-- BEGIN --

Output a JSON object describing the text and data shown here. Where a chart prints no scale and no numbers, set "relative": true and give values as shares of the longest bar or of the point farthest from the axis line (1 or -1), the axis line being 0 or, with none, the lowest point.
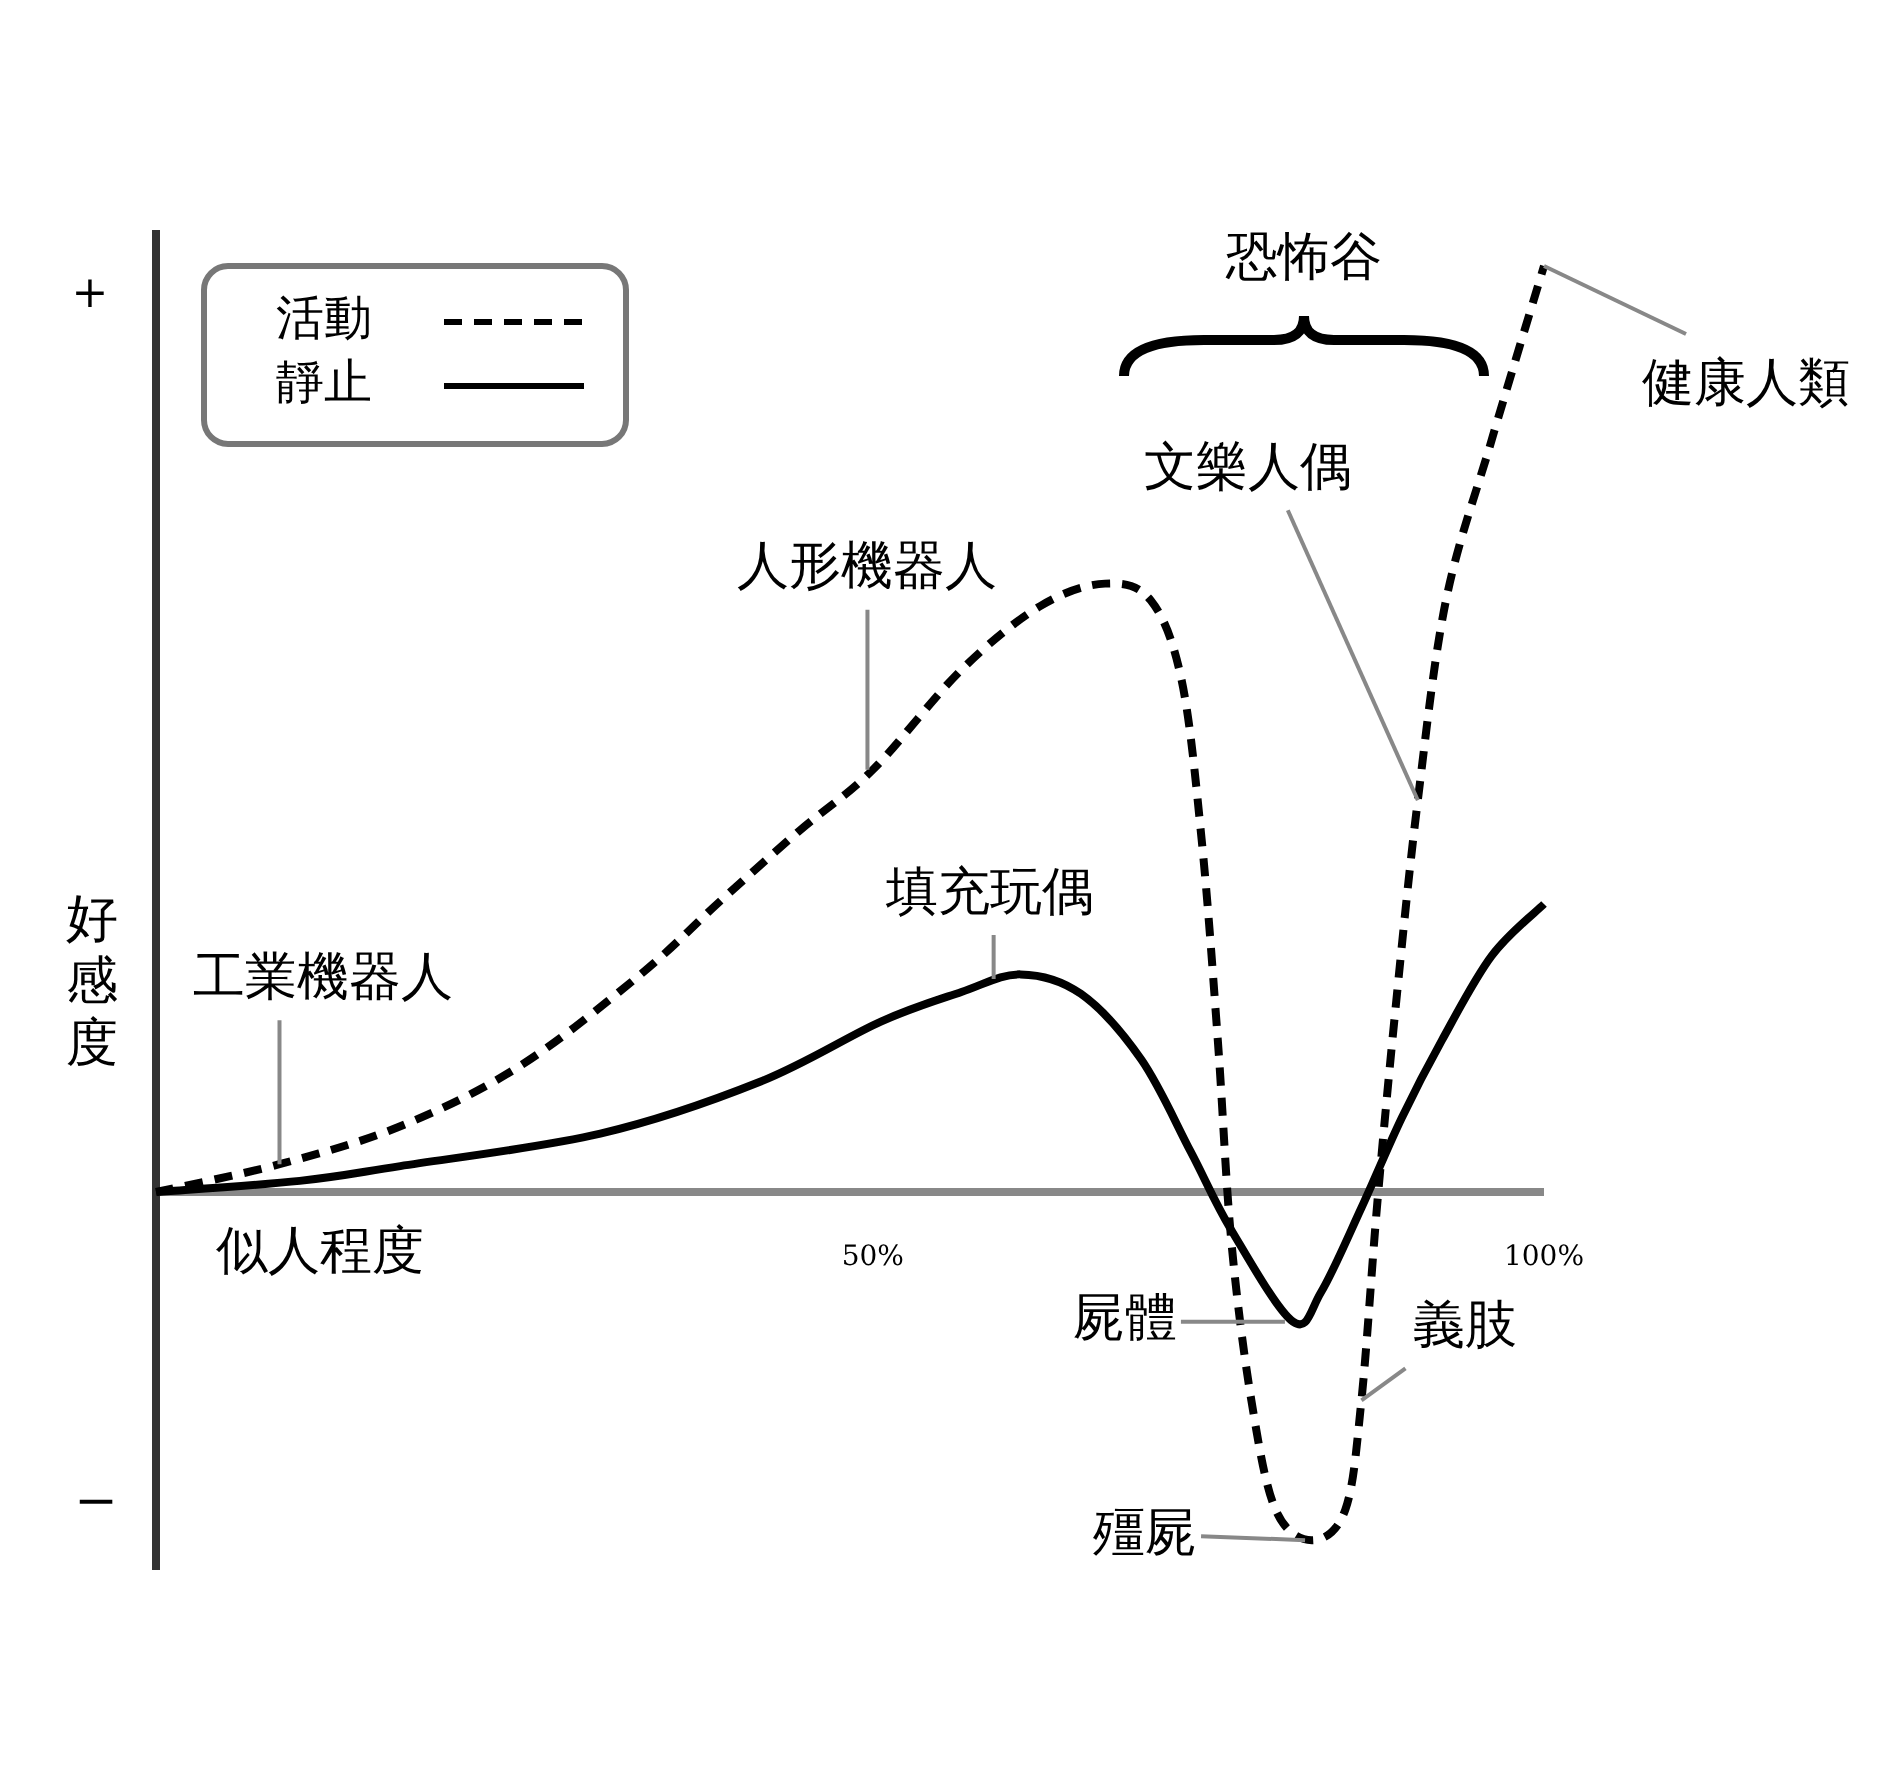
{
  "chart_data": {
    "type": "line",
    "relative": true,
    "xlabel": "似人程度",
    "ylabel": "好感度",
    "legend": "top left",
    "tick_labels": "x",
    "xlim": [
      -3.4,
      100
    ],
    "xticks": [
      {
        "value": 50,
        "label": "50%"
      },
      {
        "value": 100,
        "label": "100%"
      }
    ],
    "series": [
      {
        "name": "活動",
        "color": "#000000",
        "line_style": "dashed",
        "x": [
          -3.4,
          5.8,
          14.8,
          23.7,
          32.7,
          38.7,
          44.6,
          50,
          56.6,
          62.5,
          67.3,
          70.7,
          73,
          74.5,
          75.7,
          76.7,
          78.2,
          80,
          82.7,
          85.2,
          86.4,
          87.6,
          89,
          90.6,
          92.7,
          96.1,
          100
        ],
        "values": [
          0,
          0.03,
          0.071,
          0.136,
          0.235,
          0.315,
          0.391,
          0.456,
          0.564,
          0.633,
          0.657,
          0.639,
          0.553,
          0.38,
          0.164,
          -0.052,
          -0.225,
          -0.343,
          -0.376,
          -0.343,
          -0.225,
          -0.009,
          0.207,
          0.423,
          0.639,
          0.812,
          1
        ]
      },
      {
        "name": "靜止",
        "color": "#000000",
        "line_style": "solid",
        "x": [
          -3.4,
          7.3,
          14.8,
          29.7,
          41.6,
          50.6,
          56.6,
          61,
          65.5,
          70,
          73.7,
          76.7,
          81.3,
          83.4,
          86.4,
          89.4,
          92.4,
          96.1,
          100
        ],
        "values": [
          0,
          0.012,
          0.028,
          0.063,
          0.119,
          0.184,
          0.216,
          0.235,
          0.214,
          0.143,
          0.043,
          -0.041,
          -0.14,
          -0.108,
          -0.017,
          0.08,
          0.164,
          0.255,
          0.311
        ]
      }
    ],
    "annotations": [
      "+",
      "−",
      "恐怖谷",
      {
        "text": "工業機器人",
        "x": 5.8,
        "y": 0.03
      },
      {
        "text": "人形機器人",
        "x": 49.6,
        "y": 0.456
      },
      {
        "text": "填充玩偶",
        "x": 59,
        "y": 0.23
      },
      {
        "text": "文樂人偶",
        "x": 90.6,
        "y": 0.423
      },
      {
        "text": "健康人類",
        "x": 100,
        "y": 1
      },
      {
        "text": "屍體",
        "x": 80.7,
        "y": -0.14
      },
      {
        "text": "殭屍",
        "x": 82.2,
        "y": -0.376
      },
      {
        "text": "義肢",
        "x": 86.4,
        "y": -0.225
      }
    ]
  }
}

-- END --

◆ GIVEN PROBLEM
Reproduce all of the entries word for word, skipping any pictures they hold.

◆ SOLUTION TO THIS EXERCISE
Output a JSON object describing the text and data shown here. Where a chart prints no scale and no numbers, set "relative": true and give values as shares of the longest bar or of the point farthest from the axis line (1 or -1), the axis line being 0 or, with none, the lowest point.
{
  "chart_data": {
    "type": "line",
    "relative": true,
    "xlabel": "似人程度",
    "ylabel": "好感度",
    "legend": "top left",
    "tick_labels": "x",
    "xlim": [
      -3.4,
      100
    ],
    "xticks": [
      {
        "value": 50,
        "label": "50%"
      },
      {
        "value": 100,
        "label": "100%"
      }
    ],
    "series": [
      {
        "name": "活動",
        "color": "#000000",
        "line_style": "dashed",
        "x": [
          -3.4,
          5.8,
          14.8,
          23.7,
          32.7,
          38.7,
          44.6,
          50,
          56.6,
          62.5,
          67.3,
          70.7,
          73,
          74.5,
          75.7,
          76.7,
          78.2,
          80,
          82.7,
          85.2,
          86.4,
          87.6,
          89,
          90.6,
          92.7,
          96.1,
          100
        ],
        "values": [
          0,
          0.03,
          0.071,
          0.136,
          0.235,
          0.315,
          0.391,
          0.456,
          0.564,
          0.633,
          0.657,
          0.639,
          0.553,
          0.38,
          0.164,
          -0.052,
          -0.225,
          -0.343,
          -0.376,
          -0.343,
          -0.225,
          -0.009,
          0.207,
          0.423,
          0.639,
          0.812,
          1
        ]
      },
      {
        "name": "靜止",
        "color": "#000000",
        "line_style": "solid",
        "x": [
          -3.4,
          7.3,
          14.8,
          29.7,
          41.6,
          50.6,
          56.6,
          61,
          65.5,
          70,
          73.7,
          76.7,
          81.3,
          83.4,
          86.4,
          89.4,
          92.4,
          96.1,
          100
        ],
        "values": [
          0,
          0.012,
          0.028,
          0.063,
          0.119,
          0.184,
          0.216,
          0.235,
          0.214,
          0.143,
          0.043,
          -0.041,
          -0.14,
          -0.108,
          -0.017,
          0.08,
          0.164,
          0.255,
          0.311
        ]
      }
    ],
    "annotations": [
      "+",
      "−",
      "恐怖谷",
      {
        "text": "工業機器人",
        "x": 5.8,
        "y": 0.03
      },
      {
        "text": "人形機器人",
        "x": 49.6,
        "y": 0.456
      },
      {
        "text": "填充玩偶",
        "x": 59,
        "y": 0.23
      },
      {
        "text": "文樂人偶",
        "x": 90.6,
        "y": 0.423
      },
      {
        "text": "健康人類",
        "x": 100,
        "y": 1
      },
      {
        "text": "屍體",
        "x": 80.7,
        "y": -0.14
      },
      {
        "text": "殭屍",
        "x": 82.2,
        "y": -0.376
      },
      {
        "text": "義肢",
        "x": 86.4,
        "y": -0.225
      }
    ]
  }
}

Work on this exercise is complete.